To be done — Please edit the material from the line containing "quote-icon[interactable]: ❝ [1800,938,1808,956]" through the line containing "restore-icon[interactable] [1850,8,1866,29]", replacing "minimize-icon" with "minimize-button" and leaving everything else unchanged. Return only those lines.
—————
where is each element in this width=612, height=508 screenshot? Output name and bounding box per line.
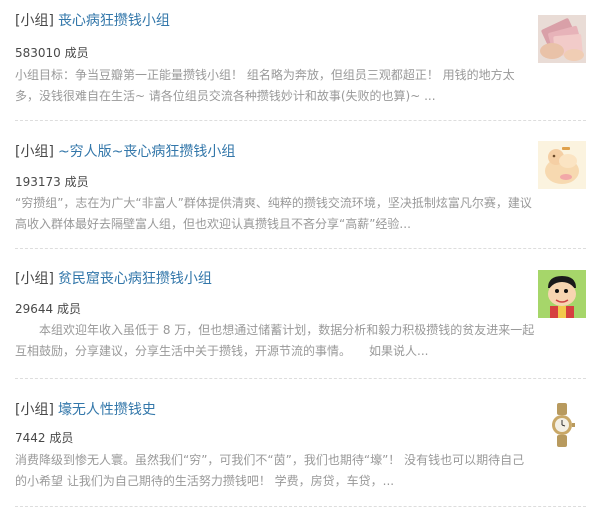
- group-title: [小组] 壕无人性攒钱史: [15, 401, 156, 419]
- group-name-link[interactable]: 壕无人性攒钱史: [58, 402, 156, 418]
- group-type-tag: [小组]: [15, 271, 54, 287]
- group-search-results: [小组] 丧心病狂攒钱小组 583010 成员 小组目标：争当豆瓣第一正能量攒钱小…: [0, 0, 612, 508]
- group-thumbnail-cartoon[interactable]: [538, 270, 586, 318]
- group-description: 消费降级到惨无人寰。虽然我们“穷”，可我们不“茵”，我们也期待“壕”！ 没有钱也…: [15, 453, 525, 488]
- result-divider: [15, 506, 586, 507]
- group-title: [小组] 丧心病狂攒钱小组: [15, 12, 170, 30]
- group-thumbnail-watch[interactable]: [538, 401, 586, 449]
- group-description: 本组欢迎年收入虽低于 8 万，但也想通过储蓄计划，数据分析和毅力积极攒钱的贫友进…: [15, 323, 535, 358]
- group-name-link[interactable]: ~穷人版~丧心病狂攒钱小组: [58, 144, 235, 160]
- group-type-tag: [小组]: [15, 402, 54, 418]
- group-type-tag: [小组]: [15, 144, 54, 160]
- result-divider: [15, 120, 586, 121]
- group-title: [小组] ~穷人版~丧心病狂攒钱小组: [15, 143, 235, 161]
- group-title: [小组] 贫民窟丧心病狂攒钱小组: [15, 270, 212, 288]
- group-description: “穷攒组”，志在为广大“非富人”群体提供清爽、纯粹的攒钱交流环境，坚决抵制炫富凡…: [15, 196, 532, 231]
- member-count: 7442 成员: [15, 431, 74, 445]
- group-name-link[interactable]: 丧心病狂攒钱小组: [58, 13, 170, 29]
- group-description: 小组目标：争当豆瓣第一正能量攒钱小组！ 组名略为奔放，但组员三观都超正！ 用钱的…: [15, 68, 515, 103]
- member-count: 193173 成员: [15, 175, 89, 189]
- member-count: 29644 成员: [15, 302, 81, 316]
- group-type-tag: [小组]: [15, 13, 54, 29]
- result-divider: [15, 378, 586, 379]
- group-thumbnail-piggy[interactable]: [538, 141, 586, 189]
- result-divider: [15, 248, 586, 249]
- member-count: 583010 成员: [15, 46, 89, 60]
- group-thumbnail-money[interactable]: [538, 15, 586, 63]
- group-name-link[interactable]: 贫民窟丧心病狂攒钱小组: [58, 271, 212, 287]
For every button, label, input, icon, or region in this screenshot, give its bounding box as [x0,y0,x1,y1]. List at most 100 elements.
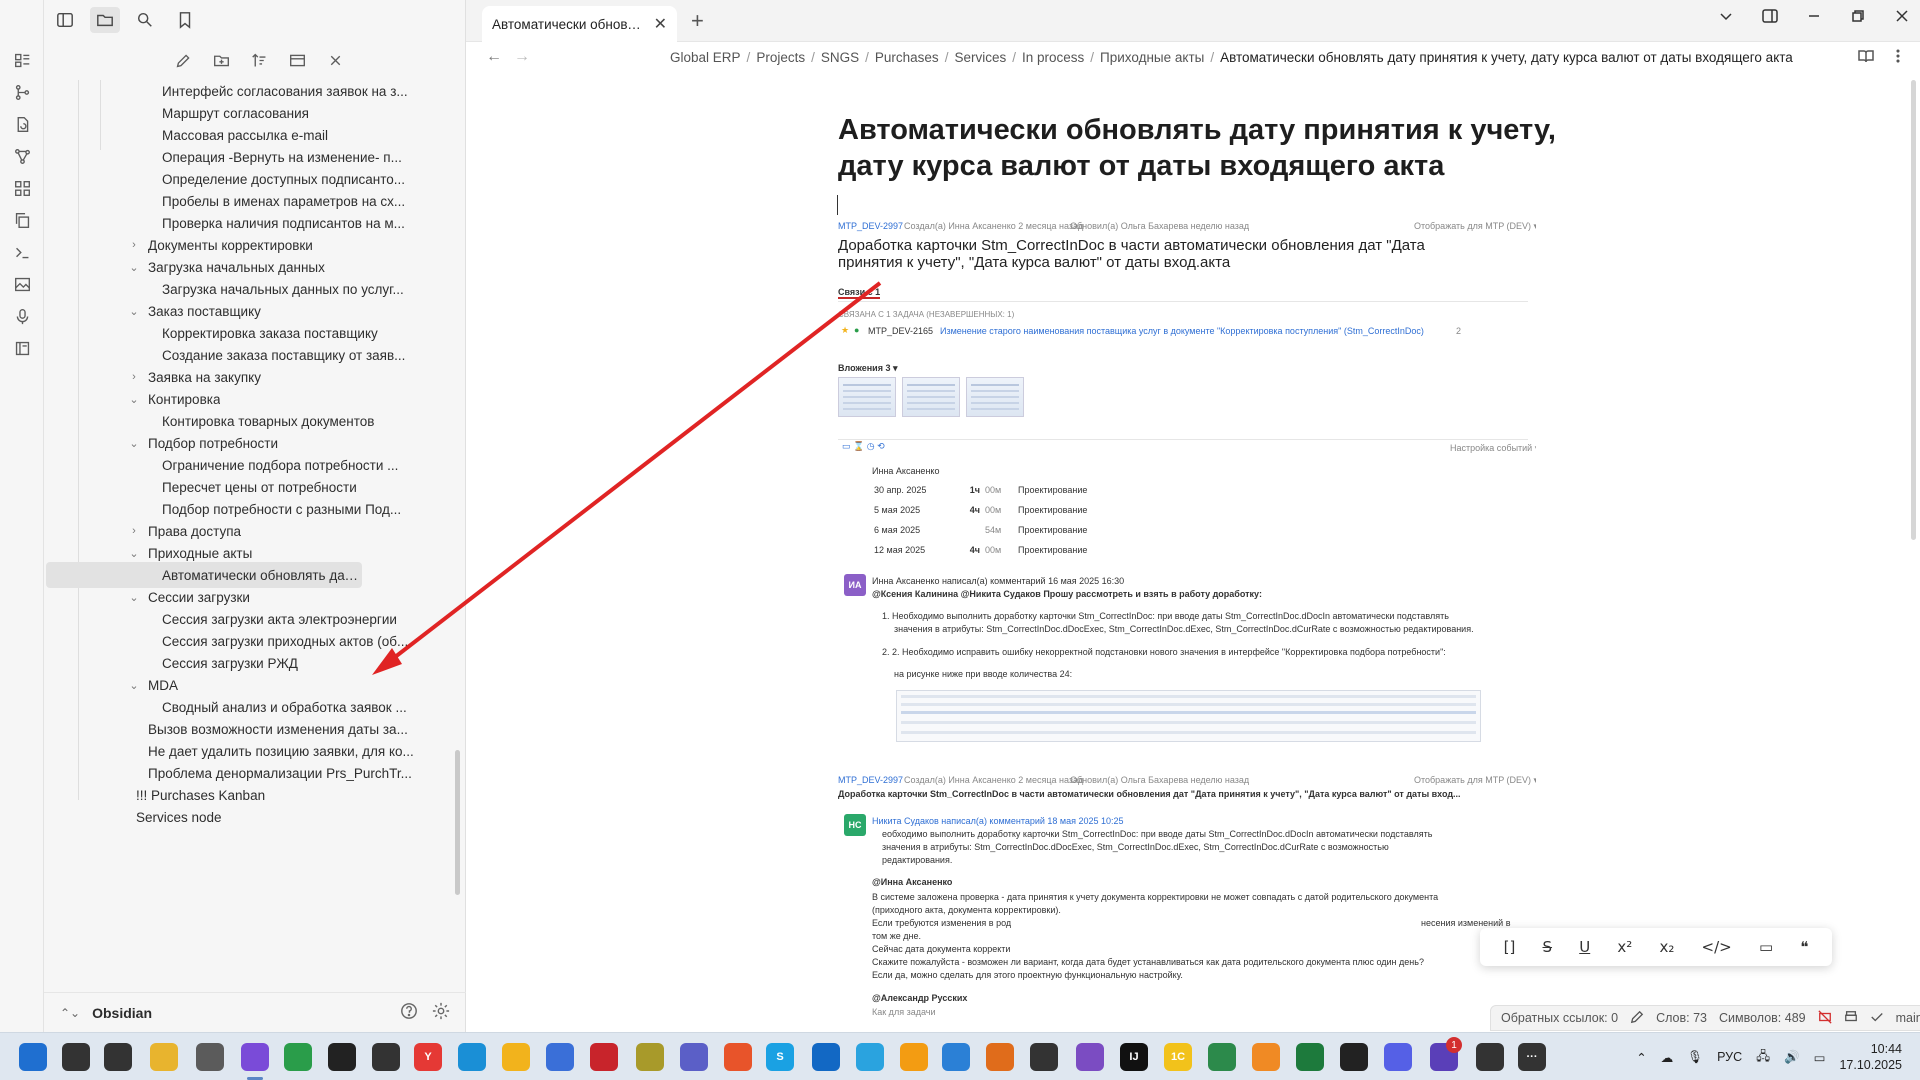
quote-icon[interactable]: ❝ [1800,938,1808,956]
chevron-down-icon[interactable]: ⌄ [126,437,142,450]
book-icon[interactable] [12,338,32,358]
excel-db-icon[interactable] [1208,1043,1236,1071]
remote-icon[interactable] [942,1043,970,1071]
start-icon[interactable] [19,1043,47,1071]
tab-active-note[interactable]: Автоматически обновлят ✕ [482,6,677,42]
sidebar-scrollbar[interactable] [455,750,460,895]
1c-icon[interactable]: 1С [1164,1043,1192,1071]
sync-off-icon[interactable] [1818,1009,1832,1027]
new-folder-icon[interactable] [210,48,234,72]
document-refresh-icon[interactable] [12,114,32,134]
collapse-icon[interactable] [286,48,310,72]
chevron-right-icon[interactable]: › [126,525,142,537]
right-sidebar-toggle-icon[interactable] [1762,8,1778,29]
minimize-icon[interactable] [1806,8,1822,29]
restore-icon[interactable] [1850,8,1866,29]
breadcrumb-item[interactable]: Global ERP [670,50,741,65]
forward-arrow-icon[interactable]: → [514,48,530,66]
printer-icon[interactable] [1844,1010,1858,1027]
editor-scrollbar[interactable] [1911,80,1916,540]
excel-icon[interactable] [1296,1043,1324,1071]
outlook-icon[interactable] [812,1043,840,1071]
tree-file[interactable]: Services node [136,804,444,830]
teams-icon[interactable] [680,1043,708,1071]
vault-name[interactable]: Obsidian [92,1005,152,1021]
backlinks-count[interactable]: Обратных ссылок: 0 [1501,1011,1618,1025]
note-title[interactable]: Автоматически обновлять дату принятия к … [838,112,1558,184]
close-tab-icon[interactable]: ✕ [654,14,667,34]
check-icon[interactable] [1870,1010,1884,1027]
chevron-down-icon[interactable]: ⌄ [126,679,142,692]
sublime-icon[interactable] [986,1043,1014,1071]
chrome2-icon[interactable] [502,1043,530,1071]
microphone-icon[interactable]: 🎙 [1687,1050,1703,1065]
task-view-icon[interactable] [104,1043,132,1071]
cloud-icon[interactable]: ☁ [1661,1050,1674,1065]
pgadmin-icon[interactable] [1476,1043,1504,1071]
chrome-icon[interactable] [284,1043,312,1071]
strikethrough-icon[interactable]: S [1543,938,1553,956]
cube-icon[interactable] [546,1043,574,1071]
jetbrains-icon[interactable]: IJ [1120,1043,1148,1071]
search-icon[interactable] [130,7,160,33]
dashboard-icon[interactable] [12,50,32,70]
github-icon[interactable] [328,1043,356,1071]
battery-icon[interactable]: ▭ [1814,1050,1826,1065]
edge-icon[interactable] [458,1043,486,1071]
network-icon[interactable]: 🖧 [1756,1047,1770,1068]
terminal-icon[interactable] [12,242,32,262]
folder-icon[interactable] [90,7,120,33]
image-icon[interactable] [12,274,32,294]
graph-icon[interactable] [12,146,32,166]
chevron-down-icon[interactable]: ⌄ [126,305,142,318]
pg-icon[interactable] [1030,1043,1058,1071]
file-explorer-icon[interactable] [150,1043,178,1071]
pdf-icon[interactable] [590,1043,618,1071]
skype-icon[interactable]: S [766,1043,794,1071]
breadcrumb-item[interactable]: Services [954,50,1006,65]
breadcrumb-item[interactable]: Purchases [875,50,939,65]
messenger-icon[interactable] [1384,1043,1412,1071]
subscript-icon[interactable]: x₂ [1659,938,1674,956]
keyboard-language[interactable]: РУС [1717,1050,1742,1064]
vlc-icon[interactable] [1252,1043,1280,1071]
git-icon[interactable] [12,82,32,102]
close-all-icon[interactable] [324,48,348,72]
wikilink-icon[interactable]: [] [1504,938,1516,956]
microphone-icon[interactable] [12,306,32,326]
settings-gear-icon[interactable] [432,1002,450,1023]
new-tab-icon[interactable]: + [691,8,704,34]
obsidian-icon[interactable] [241,1043,269,1071]
more-icon[interactable]: ··· [1518,1043,1546,1071]
code-icon[interactable]: </> [1702,938,1732,956]
underline-icon[interactable]: U [1579,938,1590,956]
clock[interactable]: 10:44 17.10.2025 [1839,1041,1902,1073]
yandex-icon[interactable]: Y [414,1043,442,1071]
volume-icon[interactable]: 🔊 [1784,1050,1800,1065]
grid-icon[interactable] [12,178,32,198]
back-arrow-icon[interactable]: ← [486,48,502,66]
vault-switcher[interactable]: ⌃⌄ Obsidian [44,992,466,1032]
notepad-icon[interactable] [196,1043,224,1071]
superscript-icon[interactable]: x² [1617,938,1632,956]
chevron-down-icon[interactable]: ⌄ [126,393,142,406]
firefox-icon[interactable] [724,1043,752,1071]
breadcrumb-item[interactable]: SNGS [821,50,859,65]
shield-icon[interactable] [372,1043,400,1071]
reading-view-icon[interactable] [1858,48,1874,67]
help-icon[interactable] [400,1002,418,1023]
chevron-right-icon[interactable]: › [126,239,142,251]
breadcrumb-item[interactable]: In process [1022,50,1084,65]
chevron-down-icon[interactable]: ⌄ [126,547,142,560]
more-options-icon[interactable] [1890,48,1906,67]
code-block-icon[interactable]: ▭ [1759,938,1773,956]
close-window-icon[interactable] [1894,8,1910,29]
telegram-icon[interactable] [856,1043,884,1071]
breadcrumb-item[interactable]: Projects [756,50,805,65]
copy-icon[interactable] [12,210,32,230]
git-branch[interactable]: main [1896,1011,1920,1025]
breadcrumb-item[interactable]: Автоматически обновлять дату принятия к … [1220,50,1793,65]
far-icon[interactable] [636,1043,664,1071]
chevron-right-icon[interactable]: › [126,371,142,383]
new-note-icon[interactable] [172,48,196,72]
—————
Exercise solution —
quote-icon[interactable]: ❝ [1800,938,1808,956]
chevron-down-icon[interactable]: ⌄ [126,437,142,450]
book-icon[interactable] [12,338,32,358]
excel-db-icon[interactable] [1208,1043,1236,1071]
remote-icon[interactable] [942,1043,970,1071]
start-icon[interactable] [19,1043,47,1071]
tab-active-note[interactable]: Автоматически обновлят ✕ [482,6,677,42]
sidebar-scrollbar[interactable] [455,750,460,895]
1c-icon[interactable]: 1С [1164,1043,1192,1071]
sync-off-icon[interactable] [1818,1009,1832,1027]
new-folder-icon[interactable] [210,48,234,72]
document-refresh-icon[interactable] [12,114,32,134]
collapse-icon[interactable] [286,48,310,72]
chevron-right-icon[interactable]: › [126,525,142,537]
right-sidebar-toggle-icon[interactable] [1762,8,1778,29]
minimize-button[interactable] [1806,8,1822,29]
restore-icon[interactable] [1850,8,1866,29]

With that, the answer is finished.